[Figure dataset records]
────────────────────

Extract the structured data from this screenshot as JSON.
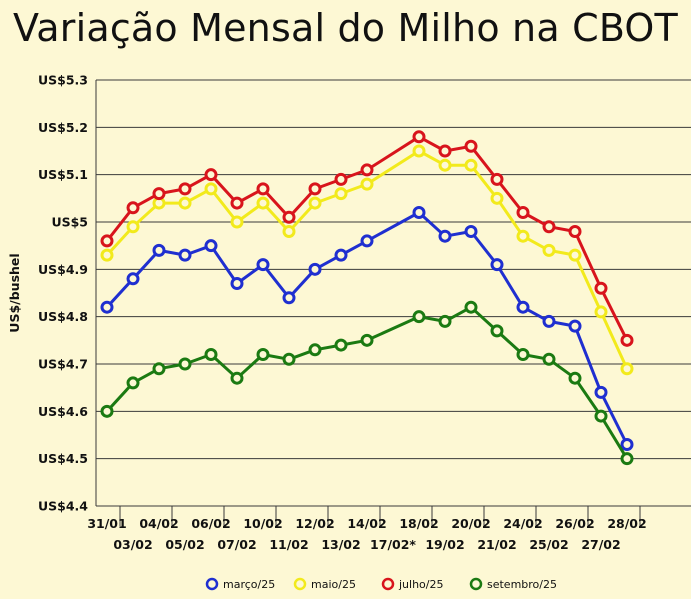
{
  "chart_data": {
    "type": "line",
    "title": "Variação Mensal do Milho na CBOT",
    "ylabel": "US$/bushel",
    "xlabel": "",
    "ylim": [
      4.4,
      5.3
    ],
    "yticks": [
      {
        "value": 4.4,
        "label": "US$4.4"
      },
      {
        "value": 4.5,
        "label": "US$4.5"
      },
      {
        "value": 4.6,
        "label": "US$4.6"
      },
      {
        "value": 4.7,
        "label": "US$4.7"
      },
      {
        "value": 4.8,
        "label": "US$4.8"
      },
      {
        "value": 4.9,
        "label": "US$4.9"
      },
      {
        "value": 5.0,
        "label": "US$5"
      },
      {
        "value": 5.1,
        "label": "US$5.1"
      },
      {
        "value": 5.2,
        "label": "US$5.2"
      },
      {
        "value": 5.3,
        "label": "US$5.3"
      }
    ],
    "categories": [
      "31/01",
      "03/02",
      "04/02",
      "05/02",
      "06/02",
      "07/02",
      "10/02",
      "11/02",
      "12/02",
      "13/02",
      "14/02",
      "17/02*",
      "18/02",
      "19/02",
      "20/02",
      "21/02",
      "24/02",
      "25/02",
      "26/02",
      "27/02",
      "28/02"
    ],
    "grid": true,
    "legend_position": "bottom",
    "series": [
      {
        "name": "março/25",
        "color": "#1f2fd0",
        "values": [
          4.82,
          4.88,
          4.94,
          4.93,
          4.95,
          4.87,
          4.91,
          4.84,
          4.9,
          4.93,
          4.96,
          null,
          5.02,
          4.97,
          4.98,
          4.91,
          4.82,
          4.79,
          4.78,
          4.64,
          4.53
        ]
      },
      {
        "name": "maio/25",
        "color": "#f2ea1c",
        "values": [
          4.93,
          4.99,
          5.04,
          5.04,
          5.07,
          5.0,
          5.04,
          4.98,
          5.04,
          5.06,
          5.08,
          null,
          5.15,
          5.12,
          5.12,
          5.05,
          4.97,
          4.94,
          4.93,
          4.81,
          4.69
        ]
      },
      {
        "name": "julho/25",
        "color": "#d8141c",
        "values": [
          4.96,
          5.03,
          5.06,
          5.07,
          5.1,
          5.04,
          5.07,
          5.01,
          5.07,
          5.09,
          5.11,
          null,
          5.18,
          5.15,
          5.16,
          5.09,
          5.02,
          4.99,
          4.98,
          4.86,
          4.75
        ]
      },
      {
        "name": "setembro/25",
        "color": "#1b7a12",
        "values": [
          4.6,
          4.66,
          4.69,
          4.7,
          4.72,
          4.67,
          4.72,
          4.71,
          4.73,
          4.74,
          4.75,
          null,
          4.8,
          4.79,
          4.82,
          4.77,
          4.72,
          4.71,
          4.67,
          4.59,
          4.5
        ]
      }
    ]
  }
}
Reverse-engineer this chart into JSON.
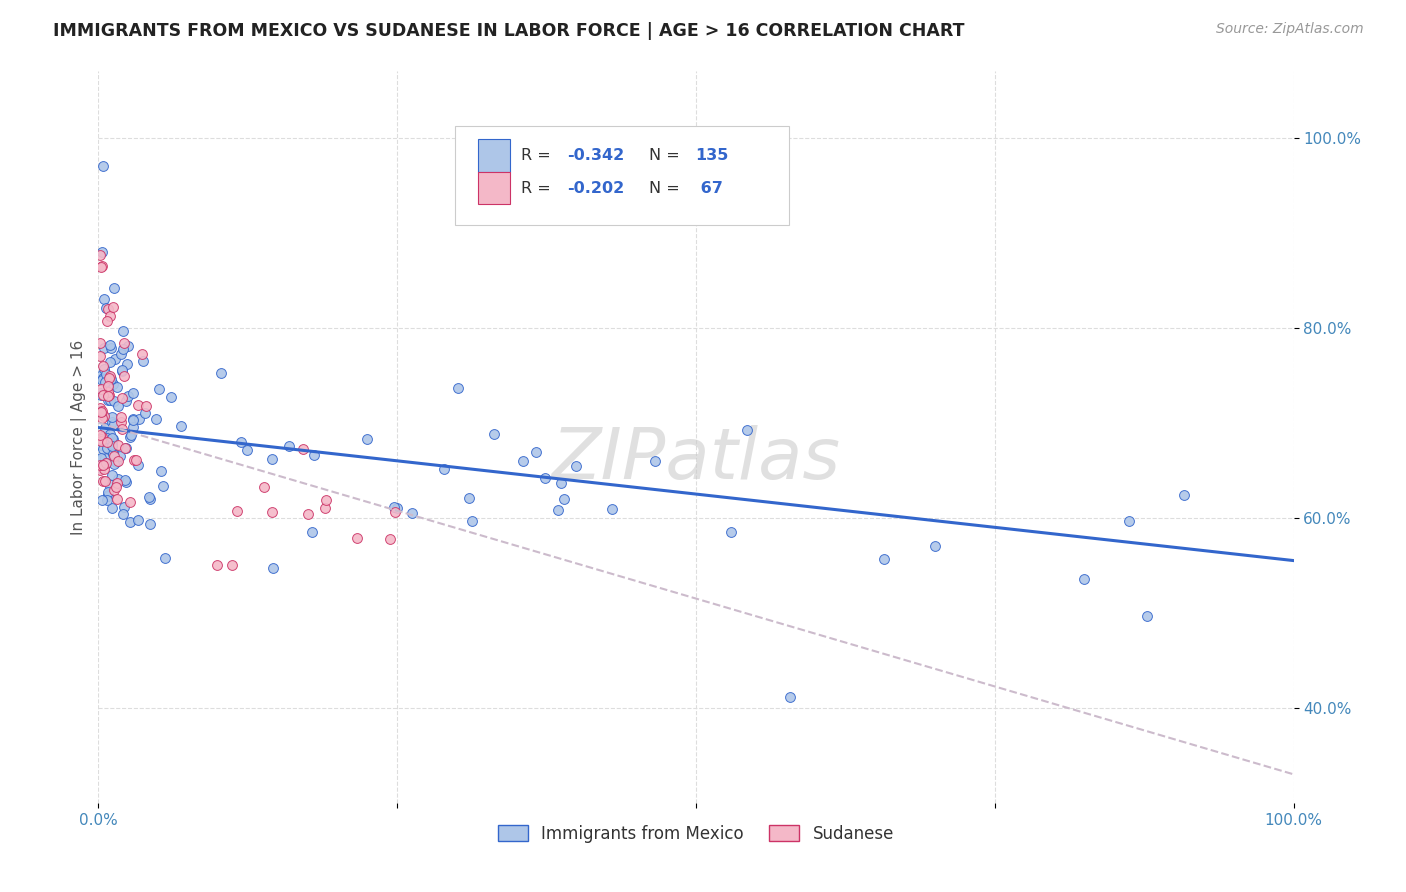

────────────────────

**Stated task**
Output the records above exactly as they are, leaving out the pictures.

**Result of the exercise**
Extract the structured data from this screenshot as JSON.
{
  "chart_data": {
    "type": "line",
    "title": "Variação Mensal do Milho na CBOT",
    "ylabel": "US$/bushel",
    "xlabel": "",
    "ylim": [
      4.4,
      5.3
    ],
    "yticks": [
      {
        "value": 4.4,
        "label": "US$4.4"
      },
      {
        "value": 4.5,
        "label": "US$4.5"
      },
      {
        "value": 4.6,
        "label": "US$4.6"
      },
      {
        "value": 4.7,
        "label": "US$4.7"
      },
      {
        "value": 4.8,
        "label": "US$4.8"
      },
      {
        "value": 4.9,
        "label": "US$4.9"
      },
      {
        "value": 5.0,
        "label": "US$5"
      },
      {
        "value": 5.1,
        "label": "US$5.1"
      },
      {
        "value": 5.2,
        "label": "US$5.2"
      },
      {
        "value": 5.3,
        "label": "US$5.3"
      }
    ],
    "categories": [
      "31/01",
      "03/02",
      "04/02",
      "05/02",
      "06/02",
      "07/02",
      "10/02",
      "11/02",
      "12/02",
      "13/02",
      "14/02",
      "17/02*",
      "18/02",
      "19/02",
      "20/02",
      "21/02",
      "24/02",
      "25/02",
      "26/02",
      "27/02",
      "28/02"
    ],
    "grid": true,
    "legend_position": "bottom",
    "series": [
      {
        "name": "março/25",
        "color": "#1f2fd0",
        "values": [
          4.82,
          4.88,
          4.94,
          4.93,
          4.95,
          4.87,
          4.91,
          4.84,
          4.9,
          4.93,
          4.96,
          null,
          5.02,
          4.97,
          4.98,
          4.91,
          4.82,
          4.79,
          4.78,
          4.64,
          4.53
        ]
      },
      {
        "name": "maio/25",
        "color": "#f2ea1c",
        "values": [
          4.93,
          4.99,
          5.04,
          5.04,
          5.07,
          5.0,
          5.04,
          4.98,
          5.04,
          5.06,
          5.08,
          null,
          5.15,
          5.12,
          5.12,
          5.05,
          4.97,
          4.94,
          4.93,
          4.81,
          4.69
        ]
      },
      {
        "name": "julho/25",
        "color": "#d8141c",
        "values": [
          4.96,
          5.03,
          5.06,
          5.07,
          5.1,
          5.04,
          5.07,
          5.01,
          5.07,
          5.09,
          5.11,
          null,
          5.18,
          5.15,
          5.16,
          5.09,
          5.02,
          4.99,
          4.98,
          4.86,
          4.75
        ]
      },
      {
        "name": "setembro/25",
        "color": "#1b7a12",
        "values": [
          4.6,
          4.66,
          4.69,
          4.7,
          4.72,
          4.67,
          4.72,
          4.71,
          4.73,
          4.74,
          4.75,
          null,
          4.8,
          4.79,
          4.82,
          4.77,
          4.72,
          4.71,
          4.67,
          4.59,
          4.5
        ]
      }
    ]
  }
}
Reverse-engineer this chart into JSON.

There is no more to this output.